### Exercise aim
Repeat the records below exactly.

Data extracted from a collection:
>>>

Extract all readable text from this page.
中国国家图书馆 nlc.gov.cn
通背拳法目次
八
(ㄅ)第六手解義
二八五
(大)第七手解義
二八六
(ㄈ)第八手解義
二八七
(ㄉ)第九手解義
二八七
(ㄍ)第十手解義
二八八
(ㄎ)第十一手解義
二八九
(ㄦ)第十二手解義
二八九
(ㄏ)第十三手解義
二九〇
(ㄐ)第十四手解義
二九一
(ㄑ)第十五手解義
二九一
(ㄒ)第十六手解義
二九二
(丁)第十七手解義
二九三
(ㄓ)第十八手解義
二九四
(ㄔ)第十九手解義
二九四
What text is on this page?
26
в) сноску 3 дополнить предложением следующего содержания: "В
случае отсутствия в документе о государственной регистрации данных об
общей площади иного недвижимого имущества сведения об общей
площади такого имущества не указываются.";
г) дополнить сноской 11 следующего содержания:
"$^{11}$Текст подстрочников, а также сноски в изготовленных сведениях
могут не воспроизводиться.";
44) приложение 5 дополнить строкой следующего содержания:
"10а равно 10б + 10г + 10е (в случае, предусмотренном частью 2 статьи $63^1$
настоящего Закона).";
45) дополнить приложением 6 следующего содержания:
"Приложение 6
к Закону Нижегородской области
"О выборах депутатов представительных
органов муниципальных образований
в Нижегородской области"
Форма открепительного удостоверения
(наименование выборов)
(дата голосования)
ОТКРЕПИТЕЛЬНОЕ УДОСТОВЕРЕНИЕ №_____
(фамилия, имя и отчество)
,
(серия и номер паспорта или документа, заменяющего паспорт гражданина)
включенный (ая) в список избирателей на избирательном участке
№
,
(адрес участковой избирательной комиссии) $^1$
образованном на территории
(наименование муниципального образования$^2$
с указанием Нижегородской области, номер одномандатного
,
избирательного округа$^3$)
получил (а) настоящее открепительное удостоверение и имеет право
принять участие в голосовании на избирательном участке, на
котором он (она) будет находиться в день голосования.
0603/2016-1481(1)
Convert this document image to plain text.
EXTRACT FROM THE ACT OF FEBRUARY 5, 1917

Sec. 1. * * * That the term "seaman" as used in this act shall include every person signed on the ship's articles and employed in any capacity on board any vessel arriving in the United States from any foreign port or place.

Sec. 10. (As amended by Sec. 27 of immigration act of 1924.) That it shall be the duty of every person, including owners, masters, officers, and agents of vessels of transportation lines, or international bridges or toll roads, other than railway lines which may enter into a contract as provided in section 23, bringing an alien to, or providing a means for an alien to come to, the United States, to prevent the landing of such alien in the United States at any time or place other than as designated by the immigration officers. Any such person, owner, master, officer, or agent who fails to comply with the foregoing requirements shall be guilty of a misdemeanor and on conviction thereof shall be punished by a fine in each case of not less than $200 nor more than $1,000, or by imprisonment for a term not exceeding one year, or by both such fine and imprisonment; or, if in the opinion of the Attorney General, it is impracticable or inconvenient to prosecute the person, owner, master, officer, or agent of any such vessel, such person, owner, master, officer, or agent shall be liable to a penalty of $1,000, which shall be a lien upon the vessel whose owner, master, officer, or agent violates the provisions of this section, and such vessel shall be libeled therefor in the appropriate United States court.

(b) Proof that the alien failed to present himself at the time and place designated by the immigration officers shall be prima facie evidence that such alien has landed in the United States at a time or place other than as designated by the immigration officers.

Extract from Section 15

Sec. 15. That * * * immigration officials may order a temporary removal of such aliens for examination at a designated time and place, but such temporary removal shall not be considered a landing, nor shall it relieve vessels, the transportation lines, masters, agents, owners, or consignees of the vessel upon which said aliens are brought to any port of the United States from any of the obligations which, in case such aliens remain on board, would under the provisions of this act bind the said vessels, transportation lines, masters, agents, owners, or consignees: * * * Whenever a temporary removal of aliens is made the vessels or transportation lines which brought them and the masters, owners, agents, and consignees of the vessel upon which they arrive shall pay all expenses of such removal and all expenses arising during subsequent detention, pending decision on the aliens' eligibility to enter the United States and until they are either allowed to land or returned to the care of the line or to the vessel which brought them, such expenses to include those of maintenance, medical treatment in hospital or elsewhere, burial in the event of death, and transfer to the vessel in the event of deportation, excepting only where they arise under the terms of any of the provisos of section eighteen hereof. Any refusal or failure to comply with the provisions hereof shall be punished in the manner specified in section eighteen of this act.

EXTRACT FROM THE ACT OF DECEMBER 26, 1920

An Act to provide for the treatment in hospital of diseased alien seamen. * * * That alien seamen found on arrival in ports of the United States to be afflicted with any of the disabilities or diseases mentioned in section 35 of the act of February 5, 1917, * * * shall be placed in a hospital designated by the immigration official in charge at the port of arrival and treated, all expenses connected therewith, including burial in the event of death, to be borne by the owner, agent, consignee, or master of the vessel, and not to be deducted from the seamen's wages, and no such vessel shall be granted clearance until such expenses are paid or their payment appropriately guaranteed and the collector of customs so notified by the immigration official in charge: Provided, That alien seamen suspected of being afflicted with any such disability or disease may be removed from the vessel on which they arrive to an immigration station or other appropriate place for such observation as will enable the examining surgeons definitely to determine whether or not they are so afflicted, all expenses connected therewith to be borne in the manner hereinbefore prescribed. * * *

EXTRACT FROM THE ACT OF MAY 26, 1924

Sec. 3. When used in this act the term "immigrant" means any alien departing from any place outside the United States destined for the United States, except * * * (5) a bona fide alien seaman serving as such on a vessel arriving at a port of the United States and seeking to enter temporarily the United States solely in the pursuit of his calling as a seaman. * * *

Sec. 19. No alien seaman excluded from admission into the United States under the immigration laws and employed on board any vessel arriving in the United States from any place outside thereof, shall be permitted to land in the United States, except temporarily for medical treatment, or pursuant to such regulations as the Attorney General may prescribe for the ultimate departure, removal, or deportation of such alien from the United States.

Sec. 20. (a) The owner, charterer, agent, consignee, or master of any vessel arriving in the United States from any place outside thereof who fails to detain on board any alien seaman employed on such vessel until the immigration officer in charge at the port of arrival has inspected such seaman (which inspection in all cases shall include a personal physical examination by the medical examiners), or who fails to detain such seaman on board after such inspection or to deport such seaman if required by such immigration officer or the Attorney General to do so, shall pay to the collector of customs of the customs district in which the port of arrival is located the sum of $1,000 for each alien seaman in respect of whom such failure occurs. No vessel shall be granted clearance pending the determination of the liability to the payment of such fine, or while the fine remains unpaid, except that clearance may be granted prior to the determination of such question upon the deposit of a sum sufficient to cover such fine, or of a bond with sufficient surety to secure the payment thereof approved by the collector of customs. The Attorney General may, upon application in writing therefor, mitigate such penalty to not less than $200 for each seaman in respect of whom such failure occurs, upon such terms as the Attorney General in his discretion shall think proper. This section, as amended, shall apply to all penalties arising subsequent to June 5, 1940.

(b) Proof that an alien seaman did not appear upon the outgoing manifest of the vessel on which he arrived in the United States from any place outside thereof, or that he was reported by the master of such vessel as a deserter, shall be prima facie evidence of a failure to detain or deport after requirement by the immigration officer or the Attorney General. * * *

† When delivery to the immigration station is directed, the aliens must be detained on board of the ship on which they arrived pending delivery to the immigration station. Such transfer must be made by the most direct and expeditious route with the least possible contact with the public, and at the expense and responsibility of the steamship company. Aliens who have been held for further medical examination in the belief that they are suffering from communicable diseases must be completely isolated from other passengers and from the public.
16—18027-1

<<<

### Response to this task
Extract all readable text from this page.
中国国家图书馆 nlc.gov.cn
通背拳法目次
八
(ㄅ)第六手解義
二八五
(大)第七手解義
二八六
(ㄈ)第八手解義
二八七
(ㄉ)第九手解義
二八七
(ㄍ)第十手解義
二八八
(ㄎ)第十一手解義
二八九
(ㄦ)第十二手解義
二八九
(ㄏ)第十三手解義
二九〇
(ㄐ)第十四手解義
二九一
(ㄑ)第十五手解義
二九一
(ㄒ)第十六手解義
二九二
(丁)第十七手解義
二九三
(ㄓ)第十八手解義
二九四
(ㄔ)第十九手解義
二九四
What text is on this page?
26
в) сноску 3 дополнить предложением следующего содержания: "В
случае отсутствия в документе о государственной регистрации данных об
общей площади иного недвижимого имущества сведения об общей
площади такого имущества не указываются.";
г) дополнить сноской 11 следующего содержания:
"$^{11}$Текст подстрочников, а также сноски в изготовленных сведениях
могут не воспроизводиться.";
44) приложение 5 дополнить строкой следующего содержания:
"10а равно 10б + 10г + 10е (в случае, предусмотренном частью 2 статьи $63^1$
настоящего Закона).";
45) дополнить приложением 6 следующего содержания:
"Приложение 6
к Закону Нижегородской области
"О выборах депутатов представительных
органов муниципальных образований
в Нижегородской области"
Форма открепительного удостоверения
(наименование выборов)
(дата голосования)
ОТКРЕПИТЕЛЬНОЕ УДОСТОВЕРЕНИЕ №_____
(фамилия, имя и отчество)
,
(серия и номер паспорта или документа, заменяющего паспорт гражданина)
включенный (ая) в список избирателей на избирательном участке
№
,
(адрес участковой избирательной комиссии) $^1$
образованном на территории
(наименование муниципального образования$^2$
с указанием Нижегородской области, номер одномандатного
,
избирательного округа$^3$)
получил (а) настоящее открепительное удостоверение и имеет право
принять участие в голосовании на избирательном участке, на
котором он (она) будет находиться в день голосования.
0603/2016-1481(1)
Convert this document image to plain text.
EXTRACT FROM THE ACT OF FEBRUARY 5, 1917

Sec. 1. * * * That the term "seaman" as used in this act shall include every person signed on the ship's articles and employed in any capacity on board any vessel arriving in the United States from any foreign port or place.

Sec. 10. (As amended by Sec. 27 of immigration act of 1924.) That it shall be the duty of every person, including owners, masters, officers, and agents of vessels of transportation lines, or international bridges or toll roads, other than railway lines which may enter into a contract as provided in section 23, bringing an alien to, or providing a means for an alien to come to, the United States, to prevent the landing of such alien in the United States at any time or place other than as designated by the immigration officers. Any such person, owner, master, officer, or agent who fails to comply with the foregoing requirements shall be guilty of a misdemeanor and on conviction thereof shall be punished by a fine in each case of not less than $200 nor more than $1,000, or by imprisonment for a term not exceeding one year, or by both such fine and imprisonment; or, if in the opinion of the Attorney General, it is impracticable or inconvenient to prosecute the person, owner, master, officer, or agent of any such vessel, such person, owner, master, officer, or agent shall be liable to a penalty of $1,000, which shall be a lien upon the vessel whose owner, master, officer, or agent violates the provisions of this section, and such vessel shall be libeled therefor in the appropriate United States court.

(b) Proof that the alien failed to present himself at the time and place designated by the immigration officers shall be prima facie evidence that such alien has landed in the United States at a time or place other than as designated by the immigration officers.

Extract from Section 15

Sec. 15. That * * * immigration officials may order a temporary removal of such aliens for examination at a designated time and place, but such temporary removal shall not be considered a landing, nor shall it relieve vessels, the transportation lines, masters, agents, owners, or consignees of the vessel upon which said aliens are brought to any port of the United States from any of the obligations which, in case such aliens remain on board, would under the provisions of this act bind the said vessels, transportation lines, masters, agents, owners, or consignees: * * * Whenever a temporary removal of aliens is made the vessels or transportation lines which brought them and the masters, owners, agents, and consignees of the vessel upon which they arrive shall pay all expenses of such removal and all expenses arising during subsequent detention, pending decision on the aliens' eligibility to enter the United States and until they are either allowed to land or returned to the care of the line or to the vessel which brought them, such expenses to include those of maintenance, medical treatment in hospital or elsewhere, burial in the event of death, and transfer to the vessel in the event of deportation, excepting only where they arise under the terms of any of the provisos of section eighteen hereof. Any refusal or failure to comply with the provisions hereof shall be punished in the manner specified in section eighteen of this act.

EXTRACT FROM THE ACT OF DECEMBER 26, 1920

An Act to provide for the treatment in hospital of diseased alien seamen. * * * That alien seamen found on arrival in ports of the United States to be afflicted with any of the disabilities or diseases mentioned in section 35 of the act of February 5, 1917, * * * shall be placed in a hospital designated by the immigration official in charge at the port of arrival and treated, all expenses connected therewith, including burial in the event of death, to be borne by the owner, agent, consignee, or master of the vessel, and not to be deducted from the seamen's wages, and no such vessel shall be granted clearance until such expenses are paid or their payment appropriately guaranteed and the collector of customs so notified by the immigration official in charge: Provided, That alien seamen suspected of being afflicted with any such disability or disease may be removed from the vessel on which they arrive to an immigration station or other appropriate place for such observation as will enable the examining surgeons definitely to determine whether or not they are so afflicted, all expenses connected therewith to be borne in the manner hereinbefore prescribed. * * *

EXTRACT FROM THE ACT OF MAY 26, 1924

Sec. 3. When used in this act the term "immigrant" means any alien departing from any place outside the United States destined for the United States, except * * * (5) a bona fide alien seaman serving as such on a vessel arriving at a port of the United States and seeking to enter temporarily the United States solely in the pursuit of his calling as a seaman. * * *

Sec. 19. No alien seaman excluded from admission into the United States under the immigration laws and employed on board any vessel arriving in the United States from any place outside thereof, shall be permitted to land in the United States, except temporarily for medical treatment, or pursuant to such regulations as the Attorney General may prescribe for the ultimate departure, removal, or deportation of such alien from the United States.

Sec. 20. (a) The owner, charterer, agent, consignee, or master of any vessel arriving in the United States from any place outside thereof who fails to detain on board any alien seaman employed on such vessel until the immigration officer in charge at the port of arrival has inspected such seaman (which inspection in all cases shall include a personal physical examination by the medical examiners), or who fails to detain such seaman on board after such inspection or to deport such seaman if required by such immigration officer or the Attorney General to do so, shall pay to the collector of customs of the customs district in which the port of arrival is located the sum of $1,000 for each alien seaman in respect of whom such failure occurs. No vessel shall be granted clearance pending the determination of the liability to the payment of such fine, or while the fine remains unpaid, except that clearance may be granted prior to the determination of such question upon the deposit of a sum sufficient to cover such fine, or of a bond with sufficient surety to secure the payment thereof approved by the collector of customs. The Attorney General may, upon application in writing therefor, mitigate such penalty to not less than $200 for each seaman in respect of whom such failure occurs, upon such terms as the Attorney General in his discretion shall think proper. This section, as amended, shall apply to all penalties arising subsequent to June 5, 1940.

(b) Proof that an alien seaman did not appear upon the outgoing manifest of the vessel on which he arrived in the United States from any place outside thereof, or that he was reported by the master of such vessel as a deserter, shall be prima facie evidence of a failure to detain or deport after requirement by the immigration officer or the Attorney General. * * *

† When delivery to the immigration station is directed, the aliens must be detained on board of the ship on which they arrived pending delivery to the immigration station. Such transfer must be made by the most direct and expeditious route with the least possible contact with the public, and at the expense and responsibility of the steamship company. Aliens who have been held for further medical examination in the belief that they are suffering from communicable diseases must be completely isolated from other passengers and from the public.
16—18027-1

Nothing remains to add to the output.